# TASK BRIEF:
Skip the pictures. Repeat everything else in the records word for word.
[Start of SOURCE DATA]
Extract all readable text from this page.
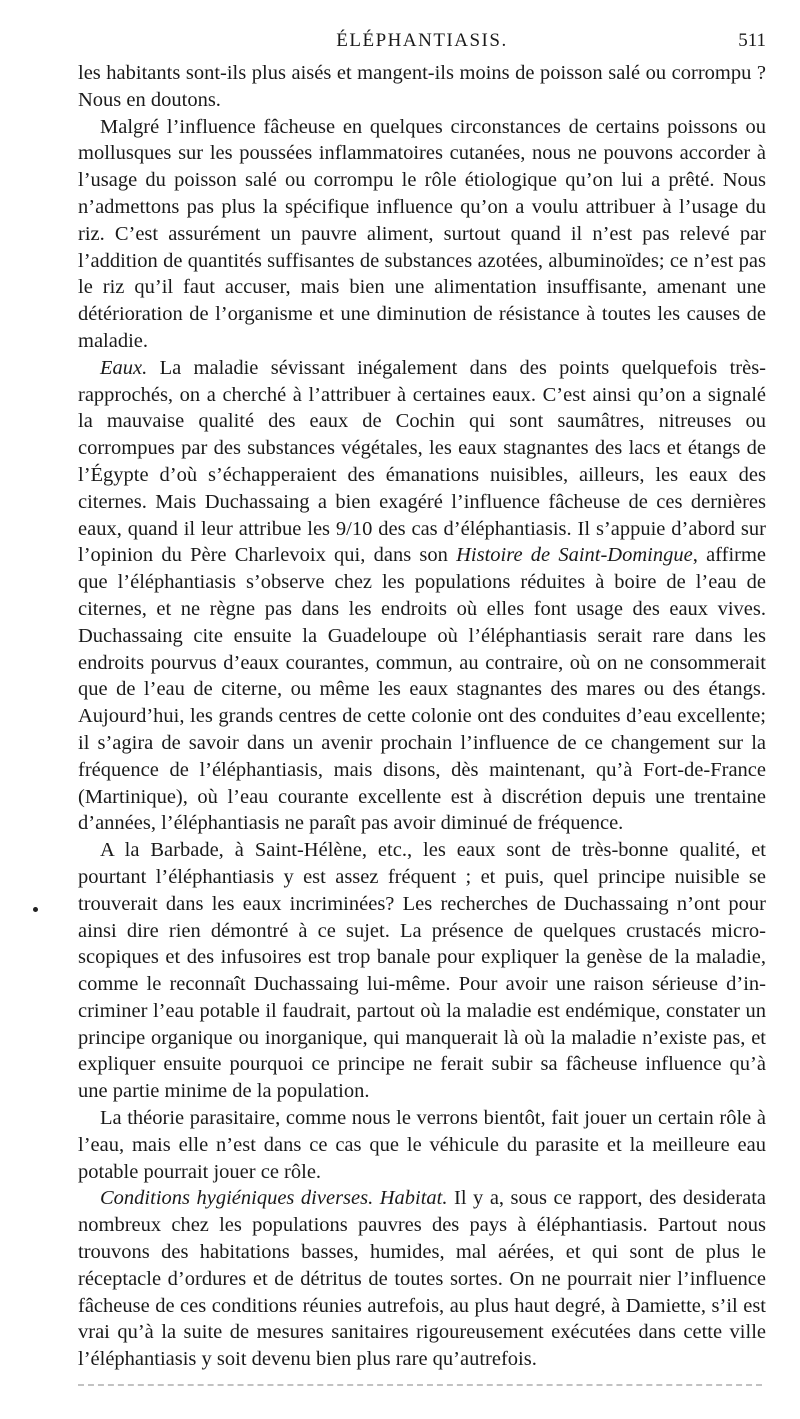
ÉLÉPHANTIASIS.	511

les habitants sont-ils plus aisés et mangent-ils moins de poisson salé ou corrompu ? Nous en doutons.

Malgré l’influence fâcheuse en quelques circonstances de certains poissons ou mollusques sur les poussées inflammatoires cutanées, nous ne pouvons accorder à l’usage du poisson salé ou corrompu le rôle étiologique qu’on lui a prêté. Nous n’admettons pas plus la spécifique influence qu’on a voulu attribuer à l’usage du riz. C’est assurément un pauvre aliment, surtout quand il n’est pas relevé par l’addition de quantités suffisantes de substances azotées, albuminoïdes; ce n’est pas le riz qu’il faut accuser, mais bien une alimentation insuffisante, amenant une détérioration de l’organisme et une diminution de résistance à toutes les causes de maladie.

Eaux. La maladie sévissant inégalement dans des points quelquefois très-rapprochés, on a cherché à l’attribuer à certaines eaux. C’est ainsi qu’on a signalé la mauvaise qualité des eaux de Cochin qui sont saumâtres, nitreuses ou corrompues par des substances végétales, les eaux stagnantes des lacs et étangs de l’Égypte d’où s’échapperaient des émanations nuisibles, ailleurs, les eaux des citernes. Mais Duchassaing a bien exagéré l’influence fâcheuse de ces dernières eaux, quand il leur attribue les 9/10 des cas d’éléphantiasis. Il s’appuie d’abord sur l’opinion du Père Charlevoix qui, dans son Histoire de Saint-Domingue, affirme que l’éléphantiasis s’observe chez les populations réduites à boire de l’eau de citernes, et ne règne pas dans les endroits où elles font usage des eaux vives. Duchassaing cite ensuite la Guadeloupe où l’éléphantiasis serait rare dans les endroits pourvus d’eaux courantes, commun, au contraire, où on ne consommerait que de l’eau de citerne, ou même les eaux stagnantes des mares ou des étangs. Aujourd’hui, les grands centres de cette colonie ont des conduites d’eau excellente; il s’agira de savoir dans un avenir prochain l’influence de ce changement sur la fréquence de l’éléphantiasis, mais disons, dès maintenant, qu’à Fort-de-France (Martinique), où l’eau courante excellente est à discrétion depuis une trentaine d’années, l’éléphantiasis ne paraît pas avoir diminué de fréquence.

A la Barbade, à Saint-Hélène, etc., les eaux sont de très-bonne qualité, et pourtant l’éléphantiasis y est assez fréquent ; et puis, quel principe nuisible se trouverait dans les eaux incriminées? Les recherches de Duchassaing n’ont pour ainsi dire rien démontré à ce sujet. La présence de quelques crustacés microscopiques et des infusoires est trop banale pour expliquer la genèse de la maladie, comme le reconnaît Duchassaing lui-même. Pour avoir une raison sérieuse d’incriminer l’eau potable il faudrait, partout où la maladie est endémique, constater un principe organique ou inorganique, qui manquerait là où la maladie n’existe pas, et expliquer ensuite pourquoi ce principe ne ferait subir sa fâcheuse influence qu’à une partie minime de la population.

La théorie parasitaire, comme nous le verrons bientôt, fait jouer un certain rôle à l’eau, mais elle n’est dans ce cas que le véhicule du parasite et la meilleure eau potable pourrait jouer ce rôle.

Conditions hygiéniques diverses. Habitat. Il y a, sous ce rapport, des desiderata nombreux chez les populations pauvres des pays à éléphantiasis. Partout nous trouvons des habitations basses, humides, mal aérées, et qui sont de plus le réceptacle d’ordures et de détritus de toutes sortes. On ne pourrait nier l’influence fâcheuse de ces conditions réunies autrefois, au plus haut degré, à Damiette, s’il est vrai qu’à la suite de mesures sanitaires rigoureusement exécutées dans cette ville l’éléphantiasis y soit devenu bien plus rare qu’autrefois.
[End of SOURCE DATA]
# WRITTEN RESPONSE:
Extract all readable text from this page.
ÉLÉPHANTIASIS.	511

les habitants sont-ils plus aisés et mangent-ils moins de poisson salé ou corrompu ? Nous en doutons.

Malgré l’influence fâcheuse en quelques circonstances de certains poissons ou mollusques sur les poussées inflammatoires cutanées, nous ne pouvons accorder à l’usage du poisson salé ou corrompu le rôle étiologique qu’on lui a prêté. Nous n’admettons pas plus la spécifique influence qu’on a voulu attribuer à l’usage du riz. C’est assurément un pauvre aliment, surtout quand il n’est pas relevé par l’addition de quantités suffisantes de substances azotées, albuminoïdes; ce n’est pas le riz qu’il faut accuser, mais bien une alimentation insuffisante, amenant une détérioration de l’organisme et une diminution de résistance à toutes les causes de maladie.

Eaux. La maladie sévissant inégalement dans des points quelquefois très-rapprochés, on a cherché à l’attribuer à certaines eaux. C’est ainsi qu’on a signalé la mauvaise qualité des eaux de Cochin qui sont saumâtres, nitreuses ou corrompues par des substances végétales, les eaux stagnantes des lacs et étangs de l’Égypte d’où s’échapperaient des émanations nuisibles, ailleurs, les eaux des citernes. Mais Duchassaing a bien exagéré l’influence fâcheuse de ces dernières eaux, quand il leur attribue les 9/10 des cas d’éléphantiasis. Il s’appuie d’abord sur l’opinion du Père Charlevoix qui, dans son Histoire de Saint-Domingue, affirme que l’éléphantiasis s’observe chez les populations réduites à boire de l’eau de citernes, et ne règne pas dans les endroits où elles font usage des eaux vives. Duchassaing cite ensuite la Guadeloupe où l’éléphantiasis serait rare dans les endroits pourvus d’eaux courantes, commun, au contraire, où on ne consommerait que de l’eau de citerne, ou même les eaux stagnantes des mares ou des étangs. Aujourd’hui, les grands centres de cette colonie ont des conduites d’eau excellente; il s’agira de savoir dans un avenir prochain l’influence de ce changement sur la fréquence de l’éléphantiasis, mais disons, dès maintenant, qu’à Fort-de-France (Martinique), où l’eau courante excellente est à discrétion depuis une trentaine d’années, l’éléphantiasis ne paraît pas avoir diminué de fréquence.

A la Barbade, à Saint-Hélène, etc., les eaux sont de très-bonne qualité, et pourtant l’éléphantiasis y est assez fréquent ; et puis, quel principe nuisible se trouverait dans les eaux incriminées? Les recherches de Duchassaing n’ont pour ainsi dire rien démontré à ce sujet. La présence de quelques crustacés microscopiques et des infusoires est trop banale pour expliquer la genèse de la maladie, comme le reconnaît Duchassaing lui-même. Pour avoir une raison sérieuse d’incriminer l’eau potable il faudrait, partout où la maladie est endémique, constater un principe organique ou inorganique, qui manquerait là où la maladie n’existe pas, et expliquer ensuite pourquoi ce principe ne ferait subir sa fâcheuse influence qu’à une partie minime de la population.

La théorie parasitaire, comme nous le verrons bientôt, fait jouer un certain rôle à l’eau, mais elle n’est dans ce cas que le véhicule du parasite et la meilleure eau potable pourrait jouer ce rôle.

Conditions hygiéniques diverses. Habitat. Il y a, sous ce rapport, des desiderata nombreux chez les populations pauvres des pays à éléphantiasis. Partout nous trouvons des habitations basses, humides, mal aérées, et qui sont de plus le réceptacle d’ordures et de détritus de toutes sortes. On ne pourrait nier l’influence fâcheuse de ces conditions réunies autrefois, au plus haut degré, à Damiette, s’il est vrai qu’à la suite de mesures sanitaires rigoureusement exécutées dans cette ville l’éléphantiasis y soit devenu bien plus rare qu’autrefois.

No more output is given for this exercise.